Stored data
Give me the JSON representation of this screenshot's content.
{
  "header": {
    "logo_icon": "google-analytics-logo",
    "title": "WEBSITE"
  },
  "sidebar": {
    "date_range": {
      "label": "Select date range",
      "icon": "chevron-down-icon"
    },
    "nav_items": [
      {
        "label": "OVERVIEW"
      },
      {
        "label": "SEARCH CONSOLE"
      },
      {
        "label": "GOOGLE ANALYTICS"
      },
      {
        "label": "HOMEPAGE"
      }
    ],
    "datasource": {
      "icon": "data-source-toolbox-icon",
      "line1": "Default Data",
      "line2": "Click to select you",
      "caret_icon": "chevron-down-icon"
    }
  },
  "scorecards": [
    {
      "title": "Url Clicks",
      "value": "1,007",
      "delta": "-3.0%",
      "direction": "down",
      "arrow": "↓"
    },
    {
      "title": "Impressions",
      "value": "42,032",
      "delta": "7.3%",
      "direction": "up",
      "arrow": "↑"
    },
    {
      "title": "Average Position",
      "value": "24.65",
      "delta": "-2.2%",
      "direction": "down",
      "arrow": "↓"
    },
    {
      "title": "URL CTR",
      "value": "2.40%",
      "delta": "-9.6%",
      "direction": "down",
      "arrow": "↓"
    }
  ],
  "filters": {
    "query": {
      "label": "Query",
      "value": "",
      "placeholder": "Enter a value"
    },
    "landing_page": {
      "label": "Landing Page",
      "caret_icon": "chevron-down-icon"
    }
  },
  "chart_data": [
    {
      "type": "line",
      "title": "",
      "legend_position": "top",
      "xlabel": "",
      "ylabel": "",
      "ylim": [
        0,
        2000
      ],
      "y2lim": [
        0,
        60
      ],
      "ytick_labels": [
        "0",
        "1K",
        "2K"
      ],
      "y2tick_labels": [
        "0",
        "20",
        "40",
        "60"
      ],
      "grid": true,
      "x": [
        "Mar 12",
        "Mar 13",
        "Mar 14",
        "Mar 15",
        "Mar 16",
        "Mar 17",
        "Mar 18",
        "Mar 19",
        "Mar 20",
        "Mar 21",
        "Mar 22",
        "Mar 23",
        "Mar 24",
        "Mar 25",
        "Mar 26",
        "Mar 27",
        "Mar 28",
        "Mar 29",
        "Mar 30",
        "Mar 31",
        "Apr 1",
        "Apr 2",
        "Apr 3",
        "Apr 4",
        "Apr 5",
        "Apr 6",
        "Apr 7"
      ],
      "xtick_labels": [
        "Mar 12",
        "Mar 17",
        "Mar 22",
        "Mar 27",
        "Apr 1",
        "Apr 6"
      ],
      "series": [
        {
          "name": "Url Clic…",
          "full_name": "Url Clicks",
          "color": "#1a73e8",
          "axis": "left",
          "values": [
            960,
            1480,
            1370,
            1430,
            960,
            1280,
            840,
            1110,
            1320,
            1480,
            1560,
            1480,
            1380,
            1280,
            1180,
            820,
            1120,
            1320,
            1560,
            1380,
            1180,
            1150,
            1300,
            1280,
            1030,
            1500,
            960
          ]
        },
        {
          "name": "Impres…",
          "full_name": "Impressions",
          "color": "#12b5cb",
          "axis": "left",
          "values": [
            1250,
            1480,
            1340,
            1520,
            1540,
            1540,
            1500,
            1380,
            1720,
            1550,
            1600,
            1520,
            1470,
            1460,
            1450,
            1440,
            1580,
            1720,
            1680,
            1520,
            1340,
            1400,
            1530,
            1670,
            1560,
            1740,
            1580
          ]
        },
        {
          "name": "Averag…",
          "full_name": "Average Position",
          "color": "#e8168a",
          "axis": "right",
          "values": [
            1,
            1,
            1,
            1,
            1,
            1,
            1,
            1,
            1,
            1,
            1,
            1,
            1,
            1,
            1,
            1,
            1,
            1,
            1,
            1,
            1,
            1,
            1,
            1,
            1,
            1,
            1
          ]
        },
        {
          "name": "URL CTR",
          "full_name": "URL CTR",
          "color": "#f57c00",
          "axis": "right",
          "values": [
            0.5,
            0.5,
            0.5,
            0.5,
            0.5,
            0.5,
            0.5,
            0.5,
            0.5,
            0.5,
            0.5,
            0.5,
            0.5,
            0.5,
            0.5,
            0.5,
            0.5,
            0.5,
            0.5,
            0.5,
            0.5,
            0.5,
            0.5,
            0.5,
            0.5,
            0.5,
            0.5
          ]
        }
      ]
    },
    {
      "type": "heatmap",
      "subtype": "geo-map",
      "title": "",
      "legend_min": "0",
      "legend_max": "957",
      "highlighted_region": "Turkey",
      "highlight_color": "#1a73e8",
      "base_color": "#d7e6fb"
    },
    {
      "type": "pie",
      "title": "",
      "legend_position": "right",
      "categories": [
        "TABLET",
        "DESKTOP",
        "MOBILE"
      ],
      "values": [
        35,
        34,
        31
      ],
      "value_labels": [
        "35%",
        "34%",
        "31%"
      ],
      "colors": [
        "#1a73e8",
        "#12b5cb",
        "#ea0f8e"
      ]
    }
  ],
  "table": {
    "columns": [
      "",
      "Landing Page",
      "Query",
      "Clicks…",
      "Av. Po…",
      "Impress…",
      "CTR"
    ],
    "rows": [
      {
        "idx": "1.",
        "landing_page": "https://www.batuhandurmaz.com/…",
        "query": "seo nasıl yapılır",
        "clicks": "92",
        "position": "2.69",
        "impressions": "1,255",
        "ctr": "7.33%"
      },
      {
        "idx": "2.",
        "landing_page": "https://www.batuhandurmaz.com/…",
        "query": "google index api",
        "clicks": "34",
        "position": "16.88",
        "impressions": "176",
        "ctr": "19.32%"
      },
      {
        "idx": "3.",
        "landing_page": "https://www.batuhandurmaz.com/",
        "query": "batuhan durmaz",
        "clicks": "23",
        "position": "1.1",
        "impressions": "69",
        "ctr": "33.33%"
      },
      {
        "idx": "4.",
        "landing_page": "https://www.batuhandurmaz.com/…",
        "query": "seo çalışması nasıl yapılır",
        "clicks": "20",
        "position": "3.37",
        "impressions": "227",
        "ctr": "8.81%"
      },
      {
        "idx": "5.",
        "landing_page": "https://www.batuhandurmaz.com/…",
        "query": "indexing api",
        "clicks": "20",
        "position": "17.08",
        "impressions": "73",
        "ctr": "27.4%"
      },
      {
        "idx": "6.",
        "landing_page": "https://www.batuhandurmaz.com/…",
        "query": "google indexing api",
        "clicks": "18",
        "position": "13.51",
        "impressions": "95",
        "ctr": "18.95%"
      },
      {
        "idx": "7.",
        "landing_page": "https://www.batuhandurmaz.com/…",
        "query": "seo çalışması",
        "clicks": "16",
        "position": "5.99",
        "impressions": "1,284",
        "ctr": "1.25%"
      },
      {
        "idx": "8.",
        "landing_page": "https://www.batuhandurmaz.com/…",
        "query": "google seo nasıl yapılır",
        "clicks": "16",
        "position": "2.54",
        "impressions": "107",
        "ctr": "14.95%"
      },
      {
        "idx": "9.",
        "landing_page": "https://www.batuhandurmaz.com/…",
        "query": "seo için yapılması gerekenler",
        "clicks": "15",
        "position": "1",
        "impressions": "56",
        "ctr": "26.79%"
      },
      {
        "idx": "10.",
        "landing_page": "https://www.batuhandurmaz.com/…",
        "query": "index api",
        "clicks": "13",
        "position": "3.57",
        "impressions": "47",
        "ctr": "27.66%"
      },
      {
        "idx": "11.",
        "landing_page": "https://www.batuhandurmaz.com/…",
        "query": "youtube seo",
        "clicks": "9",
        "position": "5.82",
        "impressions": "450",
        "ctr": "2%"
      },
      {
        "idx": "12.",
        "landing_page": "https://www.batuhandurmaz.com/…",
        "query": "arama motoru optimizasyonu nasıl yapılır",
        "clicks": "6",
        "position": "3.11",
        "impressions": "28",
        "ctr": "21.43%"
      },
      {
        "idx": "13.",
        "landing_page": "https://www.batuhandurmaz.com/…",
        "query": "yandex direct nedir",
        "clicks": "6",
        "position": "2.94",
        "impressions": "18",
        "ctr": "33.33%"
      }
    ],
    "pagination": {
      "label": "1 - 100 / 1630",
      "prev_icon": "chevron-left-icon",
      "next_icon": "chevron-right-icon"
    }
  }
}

● **WHAT THE EXERCISE ASKS**
Go through the listing above and locate each line that holds the word "chevron". Copy those lines.

● **COMPLETE ANSWER**
      "icon": "chevron-down-icon"
      "caret_icon": "chevron-down-icon"
      "caret_icon": "chevron-down-icon"
      "prev_icon": "chevron-left-icon",
      "next_icon": "chevron-right-icon"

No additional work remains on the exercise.